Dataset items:
## Start
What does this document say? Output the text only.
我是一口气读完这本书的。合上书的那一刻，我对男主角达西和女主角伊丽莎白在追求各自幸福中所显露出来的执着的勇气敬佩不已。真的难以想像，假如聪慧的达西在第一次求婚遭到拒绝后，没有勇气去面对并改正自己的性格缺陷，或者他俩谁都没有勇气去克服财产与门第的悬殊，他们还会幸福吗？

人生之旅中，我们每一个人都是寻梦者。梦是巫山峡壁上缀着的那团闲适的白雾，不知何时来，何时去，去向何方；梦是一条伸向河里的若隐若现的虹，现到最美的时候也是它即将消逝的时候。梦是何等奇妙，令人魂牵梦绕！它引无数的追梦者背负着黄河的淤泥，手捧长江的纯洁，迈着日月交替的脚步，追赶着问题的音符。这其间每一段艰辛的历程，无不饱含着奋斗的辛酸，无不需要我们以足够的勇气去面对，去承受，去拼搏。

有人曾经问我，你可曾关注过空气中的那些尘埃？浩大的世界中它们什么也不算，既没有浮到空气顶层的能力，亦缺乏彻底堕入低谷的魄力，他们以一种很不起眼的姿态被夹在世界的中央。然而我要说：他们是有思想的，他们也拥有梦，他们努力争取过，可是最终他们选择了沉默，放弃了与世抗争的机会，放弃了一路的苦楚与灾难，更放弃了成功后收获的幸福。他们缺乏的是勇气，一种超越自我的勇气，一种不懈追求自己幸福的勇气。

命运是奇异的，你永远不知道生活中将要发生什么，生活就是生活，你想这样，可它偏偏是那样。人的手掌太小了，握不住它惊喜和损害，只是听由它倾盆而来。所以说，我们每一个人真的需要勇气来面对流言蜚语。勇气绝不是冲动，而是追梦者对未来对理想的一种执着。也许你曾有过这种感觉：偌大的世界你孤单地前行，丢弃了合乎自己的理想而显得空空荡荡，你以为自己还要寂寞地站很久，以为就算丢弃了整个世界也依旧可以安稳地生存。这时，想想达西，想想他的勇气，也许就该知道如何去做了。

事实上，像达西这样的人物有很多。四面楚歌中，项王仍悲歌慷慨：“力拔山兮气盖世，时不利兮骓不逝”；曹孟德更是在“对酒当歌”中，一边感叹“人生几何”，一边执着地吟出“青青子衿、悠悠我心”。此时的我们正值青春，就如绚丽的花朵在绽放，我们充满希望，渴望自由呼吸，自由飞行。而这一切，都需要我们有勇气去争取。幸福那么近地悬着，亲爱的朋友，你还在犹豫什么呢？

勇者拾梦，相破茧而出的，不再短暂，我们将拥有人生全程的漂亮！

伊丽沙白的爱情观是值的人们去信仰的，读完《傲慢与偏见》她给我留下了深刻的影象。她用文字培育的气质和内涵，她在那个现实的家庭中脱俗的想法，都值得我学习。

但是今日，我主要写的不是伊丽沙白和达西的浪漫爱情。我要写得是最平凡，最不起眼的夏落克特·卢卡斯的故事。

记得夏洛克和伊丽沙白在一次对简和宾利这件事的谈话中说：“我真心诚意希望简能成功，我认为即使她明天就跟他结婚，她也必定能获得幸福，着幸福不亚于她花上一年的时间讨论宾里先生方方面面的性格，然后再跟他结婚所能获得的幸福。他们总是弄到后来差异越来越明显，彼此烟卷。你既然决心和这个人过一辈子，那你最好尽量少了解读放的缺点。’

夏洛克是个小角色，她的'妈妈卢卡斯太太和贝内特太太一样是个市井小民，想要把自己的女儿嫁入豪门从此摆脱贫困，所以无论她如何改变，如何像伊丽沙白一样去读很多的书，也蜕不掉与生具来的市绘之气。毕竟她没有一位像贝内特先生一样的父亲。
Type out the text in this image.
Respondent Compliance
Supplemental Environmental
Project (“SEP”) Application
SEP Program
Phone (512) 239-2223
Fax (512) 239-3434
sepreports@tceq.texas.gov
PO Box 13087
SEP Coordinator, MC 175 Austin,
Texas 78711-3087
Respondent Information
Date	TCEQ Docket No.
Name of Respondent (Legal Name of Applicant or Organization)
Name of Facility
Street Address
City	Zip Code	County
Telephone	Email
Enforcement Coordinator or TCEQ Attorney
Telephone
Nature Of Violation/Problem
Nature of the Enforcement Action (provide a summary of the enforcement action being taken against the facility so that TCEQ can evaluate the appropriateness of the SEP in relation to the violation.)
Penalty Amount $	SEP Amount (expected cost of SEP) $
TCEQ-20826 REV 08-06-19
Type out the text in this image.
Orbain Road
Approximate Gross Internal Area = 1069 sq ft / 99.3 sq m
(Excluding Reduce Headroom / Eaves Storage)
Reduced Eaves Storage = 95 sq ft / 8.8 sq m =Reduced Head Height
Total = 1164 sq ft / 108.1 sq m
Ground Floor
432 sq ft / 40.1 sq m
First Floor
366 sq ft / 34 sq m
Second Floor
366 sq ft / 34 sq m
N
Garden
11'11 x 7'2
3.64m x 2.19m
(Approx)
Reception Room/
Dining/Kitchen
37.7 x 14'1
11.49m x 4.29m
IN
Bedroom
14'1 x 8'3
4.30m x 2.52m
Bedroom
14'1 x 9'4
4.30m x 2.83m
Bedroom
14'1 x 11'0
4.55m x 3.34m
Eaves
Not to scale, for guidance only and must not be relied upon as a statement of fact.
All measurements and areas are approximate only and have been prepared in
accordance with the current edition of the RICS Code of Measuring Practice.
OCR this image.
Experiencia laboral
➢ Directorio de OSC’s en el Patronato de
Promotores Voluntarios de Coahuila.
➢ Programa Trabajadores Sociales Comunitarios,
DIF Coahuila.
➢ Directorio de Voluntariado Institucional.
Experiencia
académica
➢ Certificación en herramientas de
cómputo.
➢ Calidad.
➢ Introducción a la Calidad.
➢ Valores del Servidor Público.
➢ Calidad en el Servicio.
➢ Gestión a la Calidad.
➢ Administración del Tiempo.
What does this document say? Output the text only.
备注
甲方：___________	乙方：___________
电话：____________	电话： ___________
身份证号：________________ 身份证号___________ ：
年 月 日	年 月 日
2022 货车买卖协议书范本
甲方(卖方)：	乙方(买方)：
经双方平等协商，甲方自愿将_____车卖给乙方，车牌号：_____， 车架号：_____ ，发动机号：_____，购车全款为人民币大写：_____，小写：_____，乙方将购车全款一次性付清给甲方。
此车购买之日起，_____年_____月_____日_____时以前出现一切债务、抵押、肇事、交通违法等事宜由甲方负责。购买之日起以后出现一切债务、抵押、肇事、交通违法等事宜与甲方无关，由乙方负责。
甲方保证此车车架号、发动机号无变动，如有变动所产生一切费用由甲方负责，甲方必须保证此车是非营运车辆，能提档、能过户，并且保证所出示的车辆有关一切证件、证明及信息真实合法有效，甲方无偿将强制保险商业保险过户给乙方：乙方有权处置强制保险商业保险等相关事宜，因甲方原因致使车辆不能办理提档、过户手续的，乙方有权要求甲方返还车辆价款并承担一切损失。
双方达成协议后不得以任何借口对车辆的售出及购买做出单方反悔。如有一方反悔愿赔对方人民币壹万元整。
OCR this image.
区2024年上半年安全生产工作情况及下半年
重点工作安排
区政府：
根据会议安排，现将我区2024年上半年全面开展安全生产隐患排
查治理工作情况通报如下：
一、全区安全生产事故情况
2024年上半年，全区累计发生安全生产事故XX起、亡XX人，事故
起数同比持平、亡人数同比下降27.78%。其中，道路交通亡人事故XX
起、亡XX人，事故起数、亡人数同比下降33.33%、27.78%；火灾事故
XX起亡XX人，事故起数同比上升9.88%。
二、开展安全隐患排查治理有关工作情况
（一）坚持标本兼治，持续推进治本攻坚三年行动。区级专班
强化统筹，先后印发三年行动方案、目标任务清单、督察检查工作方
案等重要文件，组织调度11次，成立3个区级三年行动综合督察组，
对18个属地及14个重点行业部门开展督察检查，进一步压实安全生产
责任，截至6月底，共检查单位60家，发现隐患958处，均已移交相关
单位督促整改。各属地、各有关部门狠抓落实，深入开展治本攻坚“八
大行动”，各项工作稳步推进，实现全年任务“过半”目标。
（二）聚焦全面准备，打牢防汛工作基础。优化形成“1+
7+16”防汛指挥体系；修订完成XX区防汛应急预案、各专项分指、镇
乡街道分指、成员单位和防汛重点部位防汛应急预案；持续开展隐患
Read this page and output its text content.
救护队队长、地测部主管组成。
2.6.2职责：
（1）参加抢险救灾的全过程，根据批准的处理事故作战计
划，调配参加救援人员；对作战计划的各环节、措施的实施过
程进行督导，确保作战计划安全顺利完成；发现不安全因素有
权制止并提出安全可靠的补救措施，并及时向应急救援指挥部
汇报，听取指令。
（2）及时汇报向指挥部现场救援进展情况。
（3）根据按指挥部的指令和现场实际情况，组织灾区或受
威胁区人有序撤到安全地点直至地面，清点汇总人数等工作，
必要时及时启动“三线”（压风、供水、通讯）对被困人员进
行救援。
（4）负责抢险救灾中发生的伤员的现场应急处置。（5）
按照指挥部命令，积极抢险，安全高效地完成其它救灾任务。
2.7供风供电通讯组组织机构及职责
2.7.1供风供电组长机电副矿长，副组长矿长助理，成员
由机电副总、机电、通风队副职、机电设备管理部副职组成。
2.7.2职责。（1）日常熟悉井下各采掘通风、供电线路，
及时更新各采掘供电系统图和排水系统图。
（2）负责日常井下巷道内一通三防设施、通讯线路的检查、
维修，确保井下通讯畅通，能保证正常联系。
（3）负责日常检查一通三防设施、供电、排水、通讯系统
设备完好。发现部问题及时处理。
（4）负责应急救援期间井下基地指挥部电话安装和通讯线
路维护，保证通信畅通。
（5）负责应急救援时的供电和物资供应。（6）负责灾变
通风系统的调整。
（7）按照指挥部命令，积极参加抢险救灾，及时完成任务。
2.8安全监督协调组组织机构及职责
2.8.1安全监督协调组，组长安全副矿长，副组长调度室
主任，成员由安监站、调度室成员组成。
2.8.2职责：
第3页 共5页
## End
Report how many lines contain "Coordinator". Give nothing but the number.

* The answer *
2